** BEGIN **

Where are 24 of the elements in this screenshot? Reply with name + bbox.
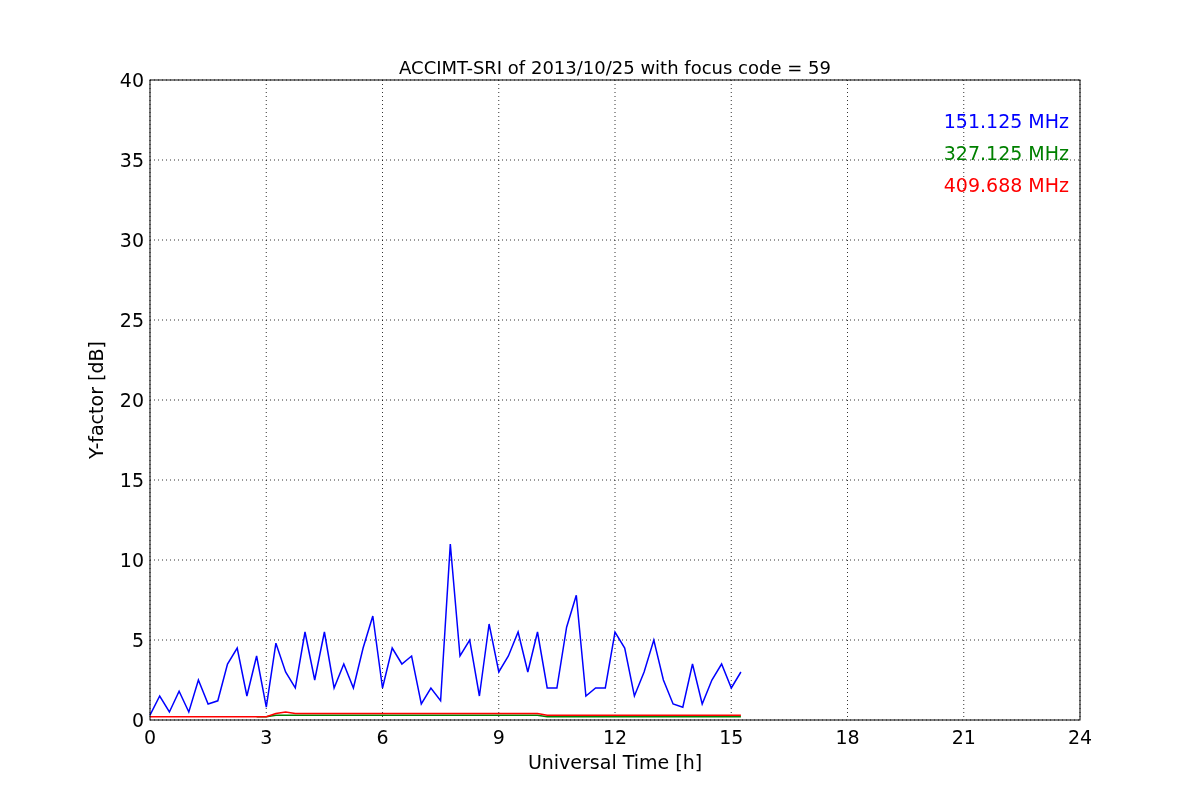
legend-label: 151.125 MHz xyxy=(943,110,1069,132)
x-axis-label: Universal Time [h] xyxy=(527,751,703,773)
y-tick-label: 15 xyxy=(119,469,144,491)
x-tick-label: 18 xyxy=(835,726,860,748)
y-axis-label: Y-factor [dB] xyxy=(85,341,107,459)
legend-label: 327.125 MHz xyxy=(943,142,1069,164)
x-tick-label: 12 xyxy=(602,726,628,748)
x-tick-label: 9 xyxy=(492,726,505,748)
x-tick-label: 6 xyxy=(376,726,389,748)
legend-label: 409.688 MHz xyxy=(943,174,1069,196)
x-tick-label: 24 xyxy=(1067,726,1093,748)
y-tick-label: 25 xyxy=(119,309,144,331)
x-tick-label: 21 xyxy=(951,726,976,748)
y-tick-label: 5 xyxy=(131,629,144,651)
y-tick-label: 30 xyxy=(119,229,144,251)
y-tick-label: 20 xyxy=(119,389,144,411)
y-tick-label: 0 xyxy=(131,709,144,731)
x-tick-label: 15 xyxy=(719,726,744,748)
y-tick-label: 10 xyxy=(119,549,144,571)
x-tick-label: 0 xyxy=(143,726,157,748)
y-tick-label: 35 xyxy=(119,149,144,171)
y-tick-label: 40 xyxy=(119,69,144,91)
chart-title: ACCIMT-SRI of 2013/10/25 with focus code = 59 xyxy=(399,57,831,78)
x-tick-label: 3 xyxy=(260,726,273,748)
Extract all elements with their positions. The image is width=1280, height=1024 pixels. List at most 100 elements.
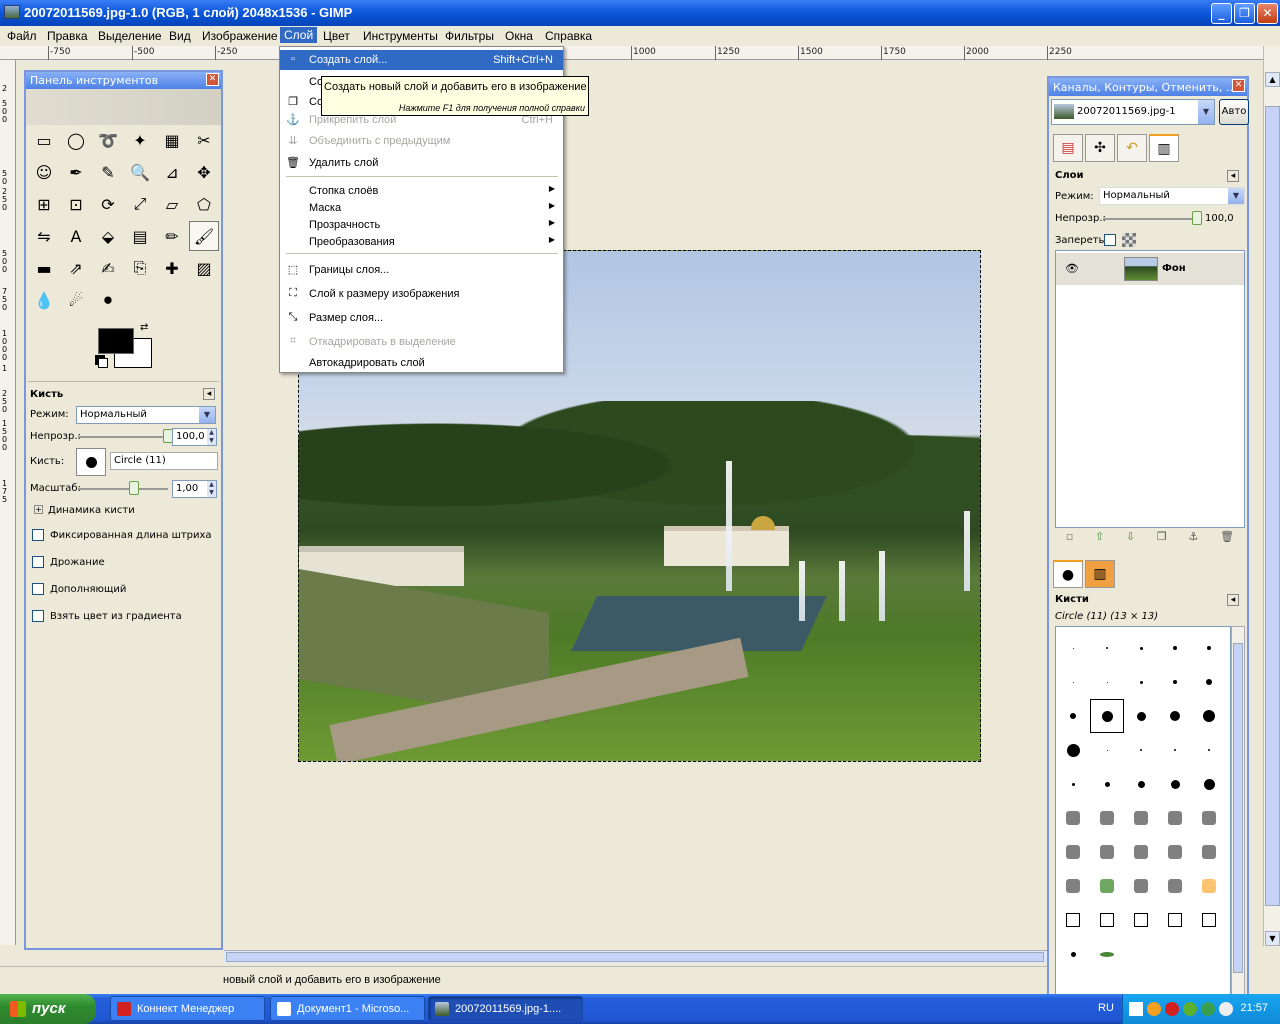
brush-item[interactable] — [1090, 631, 1124, 665]
brush-item[interactable] — [1090, 767, 1124, 801]
menu-layer[interactable]: Слой — [280, 27, 318, 43]
brush-item[interactable] — [1056, 903, 1090, 937]
brush-item[interactable] — [1158, 937, 1192, 971]
paintbrush-icon[interactable]: 🖌 — [189, 221, 219, 251]
menu-filters[interactable]: Фильтры — [445, 29, 494, 43]
brush-item[interactable] — [1124, 631, 1158, 665]
brush-item[interactable] — [1090, 801, 1124, 835]
scale-icon[interactable]: ⤢ — [125, 189, 155, 219]
brush-item[interactable] — [1158, 665, 1192, 699]
brush-item[interactable] — [1124, 801, 1158, 835]
dodge-burn-icon[interactable]: ⚫ — [93, 285, 123, 315]
maximize-button[interactable]: ❐ — [1234, 3, 1255, 24]
menu-select[interactable]: Выделение — [98, 29, 162, 43]
brush-item[interactable] — [1056, 801, 1090, 835]
menu-file[interactable]: Файл — [7, 29, 37, 43]
brush-item[interactable] — [1158, 903, 1192, 937]
zoom-icon[interactable]: 🔍 — [125, 157, 155, 187]
brush-item[interactable] — [1158, 767, 1192, 801]
brush-item[interactable] — [1090, 903, 1124, 937]
brush-item[interactable] — [1056, 631, 1090, 665]
paths-tab-icon[interactable]: ✣ — [1085, 134, 1115, 162]
task-connect-manager[interactable]: Коннект Менеджер — [110, 996, 265, 1021]
brush-item[interactable] — [1124, 903, 1158, 937]
menu-edit[interactable]: Правка — [47, 29, 88, 43]
eye-icon[interactable]: 👁 — [1065, 262, 1079, 275]
rect-select-icon[interactable]: ▭ — [29, 125, 59, 155]
canvas-vertical-scrollbar[interactable]: ▲ ▼ — [1263, 46, 1280, 946]
clone-icon[interactable]: ⎘ — [125, 253, 155, 283]
brush-item[interactable] — [1158, 699, 1192, 733]
tray-volume-icon[interactable] — [1219, 1002, 1233, 1016]
dynamics-expander[interactable]: Динамика кисти — [48, 505, 135, 516]
checkbox-incremental[interactable] — [32, 583, 44, 595]
opacity-spin[interactable]: 100,0 ▲ ▼ — [172, 428, 217, 446]
brush-item[interactable] — [1158, 801, 1192, 835]
text-icon[interactable]: A — [61, 221, 91, 251]
canvas-horizontal-scrollbar[interactable] — [224, 950, 1047, 963]
perspective-icon[interactable]: ⬠ — [189, 189, 219, 219]
shear-icon[interactable]: ▱ — [157, 189, 187, 219]
panel-menu-icon[interactable]: ◂ — [1227, 594, 1239, 606]
brush-preview-button[interactable] — [76, 448, 106, 476]
task-gimp[interactable]: 20072011569.jpg-1.... — [428, 996, 583, 1021]
menu-image[interactable]: Изображение — [202, 29, 278, 43]
move-icon[interactable]: ✥ — [189, 157, 219, 187]
submenu-item[interactable]: Преобразования ▶ — [280, 232, 563, 252]
scale-slider[interactable] — [78, 488, 168, 490]
tray-icq-icon[interactable] — [1201, 1002, 1215, 1016]
brush-item[interactable] — [1192, 733, 1226, 767]
tray-app-icon[interactable] — [1147, 1002, 1161, 1016]
menu-item[interactable]: ⌗ Откадрировать в выделение — [280, 332, 563, 352]
scale-spin[interactable]: 1,00 ▲ ▼ — [172, 480, 217, 498]
brush-item[interactable] — [1090, 699, 1124, 733]
layer-opacity-value[interactable]: 100,0 — [1205, 213, 1234, 224]
tray-arrow-icon[interactable] — [1129, 1002, 1143, 1016]
brush-scrollbar[interactable] — [1231, 626, 1245, 996]
menu-color[interactable]: Цвет — [323, 29, 350, 43]
brush-item[interactable] — [1090, 835, 1124, 869]
brush-item[interactable] — [1192, 869, 1226, 903]
brush-grid[interactable] — [1055, 626, 1231, 996]
paths-icon[interactable]: ✒ — [61, 157, 91, 187]
brush-item[interactable] — [1124, 835, 1158, 869]
brush-item[interactable] — [1056, 835, 1090, 869]
trash-icon[interactable]: 🗑 — [1220, 530, 1234, 550]
brush-item[interactable] — [1192, 665, 1226, 699]
brush-item[interactable] — [1192, 903, 1226, 937]
foreground-color-swatch[interactable] — [98, 328, 134, 354]
brush-item[interactable] — [1192, 631, 1226, 665]
reset-colors-icon[interactable] — [98, 358, 108, 368]
eraser-icon[interactable]: ▬ — [29, 253, 59, 283]
lower-layer-icon[interactable]: ⇩ — [1126, 530, 1135, 550]
start-button[interactable]: пуск — [0, 994, 96, 1024]
layer-list[interactable]: 👁 Фон — [1055, 250, 1245, 528]
image-select[interactable]: 20072011569.jpg-1 ▼ — [1051, 99, 1215, 125]
flip-icon[interactable]: ⇋ — [29, 221, 59, 251]
color-picker-icon[interactable]: ✎ — [93, 157, 123, 187]
brush-item[interactable] — [1124, 665, 1158, 699]
brush-item[interactable] — [1056, 767, 1090, 801]
brush-item[interactable] — [1090, 869, 1124, 903]
heal-icon[interactable]: ✚ — [157, 253, 187, 283]
raise-layer-icon[interactable]: ⇧ — [1095, 530, 1104, 550]
brush-item[interactable] — [1090, 665, 1124, 699]
align-icon[interactable]: ⊞ — [29, 189, 59, 219]
menu-item[interactable]: ⇊ Объединить с предыдущим — [280, 131, 563, 151]
close-icon[interactable]: ✕ — [206, 73, 219, 86]
close-button[interactable]: ✕ — [1257, 3, 1278, 24]
checkbox-jitter[interactable] — [32, 556, 44, 568]
horizontal-ruler[interactable]: -750 -500 -250 1000 1250 1500 1750 2000 … — [0, 46, 1270, 60]
layer-mode-select[interactable]: Нормальный ▼ — [1099, 187, 1245, 205]
brush-item[interactable] — [1124, 699, 1158, 733]
lasso-icon[interactable]: ➰ — [93, 125, 123, 155]
menu-tools[interactable]: Инструменты — [363, 29, 438, 43]
rotate-icon[interactable]: ⟳ — [93, 189, 123, 219]
task-word-document[interactable]: Документ1 - Microso... — [270, 996, 425, 1021]
fuzzy-select-icon[interactable]: ✦ — [125, 125, 155, 155]
brush-item[interactable] — [1056, 937, 1090, 971]
lock-pixels-checkbox[interactable] — [1104, 234, 1116, 246]
brush-item[interactable] — [1124, 767, 1158, 801]
scroll-up-arrow[interactable]: ▲ — [1265, 72, 1280, 87]
menu-item[interactable]: ▫ Создать слой... Shift+Ctrl+N — [280, 50, 563, 70]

** END **

AIM: Transcribe the data verbatim, starting with its first line and going on through the line with "Extract all elements", both included. Leave the pictures out of your answer.

REPLY:
Where are 24 of the elements in this screenshot? Reply with name + bbox.
legend-label: 151.125 MHz xyxy=(943,110,1069,132)
x-axis-label: Universal Time [h] xyxy=(527,751,703,773)
y-tick-label: 15 xyxy=(119,469,144,491)
x-tick-label: 18 xyxy=(835,726,860,748)
y-axis-label: Y-factor [dB] xyxy=(85,341,107,459)
legend-label: 327.125 MHz xyxy=(943,142,1069,164)
x-tick-label: 12 xyxy=(602,726,628,748)
x-tick-label: 9 xyxy=(492,726,505,748)
x-tick-label: 6 xyxy=(376,726,389,748)
legend-label: 409.688 MHz xyxy=(943,174,1069,196)
x-tick-label: 24 xyxy=(1067,726,1093,748)
y-tick-label: 25 xyxy=(119,309,144,331)
x-tick-label: 21 xyxy=(951,726,976,748)
y-tick-label: 5 xyxy=(131,629,144,651)
y-tick-label: 30 xyxy=(119,229,144,251)
y-tick-label: 20 xyxy=(119,389,144,411)
y-tick-label: 0 xyxy=(131,709,144,731)
x-tick-label: 15 xyxy=(719,726,744,748)
y-tick-label: 10 xyxy=(119,549,144,571)
x-tick-label: 0 xyxy=(143,726,157,748)
y-tick-label: 35 xyxy=(119,149,144,171)
y-tick-label: 40 xyxy=(119,69,144,91)
chart-title: ACCIMT-SRI of 2013/10/25 with focus code = 59 xyxy=(399,57,831,78)
x-tick-label: 3 xyxy=(260,726,273,748)
Extract all elements with their positions. The image is width=1280, height=1024 pixels. List at most 100 elements.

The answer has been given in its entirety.